Stated goal: Gather each line containing the string "subcategory" from these entries.

Provided material:

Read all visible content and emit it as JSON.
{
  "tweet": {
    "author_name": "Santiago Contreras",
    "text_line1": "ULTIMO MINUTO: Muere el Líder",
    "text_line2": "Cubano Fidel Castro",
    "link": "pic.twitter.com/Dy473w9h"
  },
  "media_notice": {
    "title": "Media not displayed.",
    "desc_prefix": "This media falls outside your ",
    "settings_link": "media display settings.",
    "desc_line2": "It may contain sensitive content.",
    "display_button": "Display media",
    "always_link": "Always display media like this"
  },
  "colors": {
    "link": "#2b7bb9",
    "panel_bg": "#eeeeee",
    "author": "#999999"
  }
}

--

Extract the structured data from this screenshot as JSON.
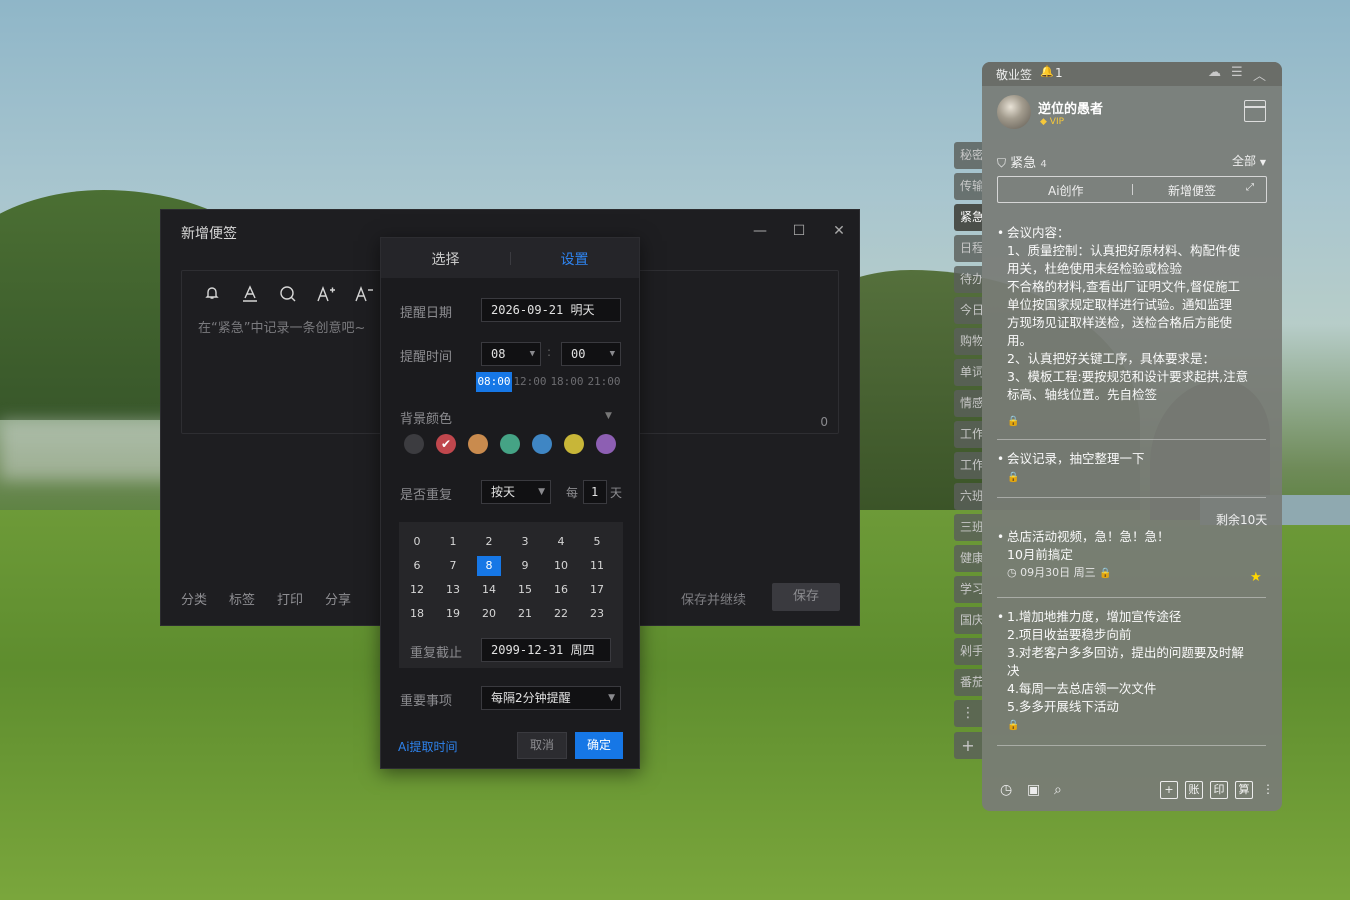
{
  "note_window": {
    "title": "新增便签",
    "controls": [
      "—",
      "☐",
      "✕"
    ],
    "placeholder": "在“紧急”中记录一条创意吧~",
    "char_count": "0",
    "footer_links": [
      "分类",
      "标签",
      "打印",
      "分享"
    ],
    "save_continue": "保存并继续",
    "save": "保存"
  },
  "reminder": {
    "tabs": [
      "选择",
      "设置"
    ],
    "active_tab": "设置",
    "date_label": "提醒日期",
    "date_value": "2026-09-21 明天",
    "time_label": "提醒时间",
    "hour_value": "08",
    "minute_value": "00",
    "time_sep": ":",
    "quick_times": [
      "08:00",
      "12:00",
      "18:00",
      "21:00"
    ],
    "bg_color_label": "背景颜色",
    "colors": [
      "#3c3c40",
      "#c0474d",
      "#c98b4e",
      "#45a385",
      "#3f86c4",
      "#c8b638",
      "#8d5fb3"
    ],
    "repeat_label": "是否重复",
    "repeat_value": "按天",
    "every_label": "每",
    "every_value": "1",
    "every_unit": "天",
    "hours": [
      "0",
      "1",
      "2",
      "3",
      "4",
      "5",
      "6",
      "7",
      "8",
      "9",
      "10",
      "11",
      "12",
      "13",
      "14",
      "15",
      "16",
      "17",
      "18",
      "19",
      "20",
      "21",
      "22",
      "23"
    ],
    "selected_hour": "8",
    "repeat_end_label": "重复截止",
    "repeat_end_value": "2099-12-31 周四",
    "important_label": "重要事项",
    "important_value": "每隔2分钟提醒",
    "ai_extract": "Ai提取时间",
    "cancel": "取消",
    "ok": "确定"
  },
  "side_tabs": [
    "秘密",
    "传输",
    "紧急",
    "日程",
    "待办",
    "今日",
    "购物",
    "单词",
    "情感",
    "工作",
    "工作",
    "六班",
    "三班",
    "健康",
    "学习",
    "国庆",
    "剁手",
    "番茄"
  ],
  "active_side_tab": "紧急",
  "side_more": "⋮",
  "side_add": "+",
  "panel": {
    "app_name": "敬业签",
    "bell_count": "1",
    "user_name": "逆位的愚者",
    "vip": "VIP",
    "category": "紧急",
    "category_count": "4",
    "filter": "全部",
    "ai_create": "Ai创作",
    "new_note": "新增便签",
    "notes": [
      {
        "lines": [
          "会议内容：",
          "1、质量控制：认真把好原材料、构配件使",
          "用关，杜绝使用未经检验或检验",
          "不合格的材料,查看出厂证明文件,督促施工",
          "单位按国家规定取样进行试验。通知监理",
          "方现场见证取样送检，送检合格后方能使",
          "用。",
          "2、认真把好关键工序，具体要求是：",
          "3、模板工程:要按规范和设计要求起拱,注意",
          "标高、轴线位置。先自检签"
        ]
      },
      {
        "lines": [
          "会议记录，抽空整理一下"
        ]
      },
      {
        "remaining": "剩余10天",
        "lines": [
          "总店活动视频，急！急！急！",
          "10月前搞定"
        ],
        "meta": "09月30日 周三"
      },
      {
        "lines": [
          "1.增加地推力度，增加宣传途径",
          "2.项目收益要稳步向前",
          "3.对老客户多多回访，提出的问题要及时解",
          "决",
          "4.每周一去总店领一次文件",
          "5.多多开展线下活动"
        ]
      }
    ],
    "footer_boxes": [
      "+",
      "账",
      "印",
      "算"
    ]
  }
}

...

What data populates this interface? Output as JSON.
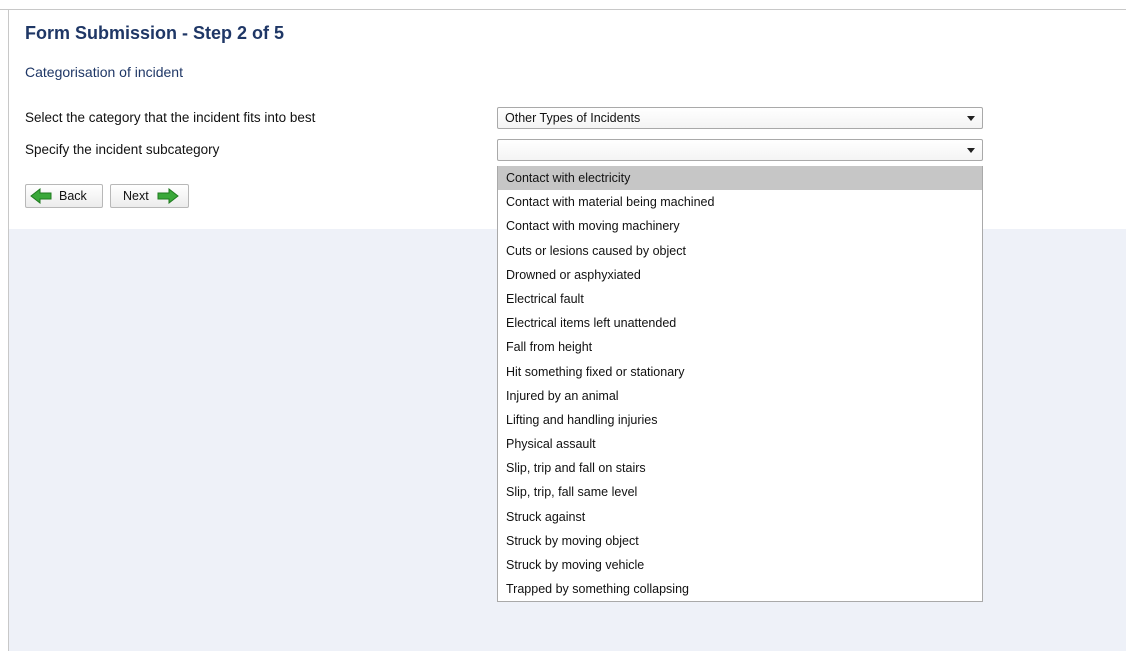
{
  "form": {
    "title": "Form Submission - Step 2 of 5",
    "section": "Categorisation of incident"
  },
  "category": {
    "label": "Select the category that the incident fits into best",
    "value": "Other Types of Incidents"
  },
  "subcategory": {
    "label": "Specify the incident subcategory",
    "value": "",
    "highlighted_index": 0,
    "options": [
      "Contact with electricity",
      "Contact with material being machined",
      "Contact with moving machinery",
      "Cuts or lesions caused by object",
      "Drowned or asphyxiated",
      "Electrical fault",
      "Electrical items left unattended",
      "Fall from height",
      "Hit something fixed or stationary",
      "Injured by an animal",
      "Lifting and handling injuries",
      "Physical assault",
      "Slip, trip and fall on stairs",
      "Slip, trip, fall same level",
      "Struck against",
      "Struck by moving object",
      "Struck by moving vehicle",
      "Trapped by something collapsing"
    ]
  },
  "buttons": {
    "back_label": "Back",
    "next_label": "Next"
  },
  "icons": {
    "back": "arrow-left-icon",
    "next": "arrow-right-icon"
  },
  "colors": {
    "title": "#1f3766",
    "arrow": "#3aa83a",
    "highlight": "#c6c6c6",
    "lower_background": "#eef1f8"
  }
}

Exercise output:
  "subcategory": {
    "label": "Specify the incident subcategory",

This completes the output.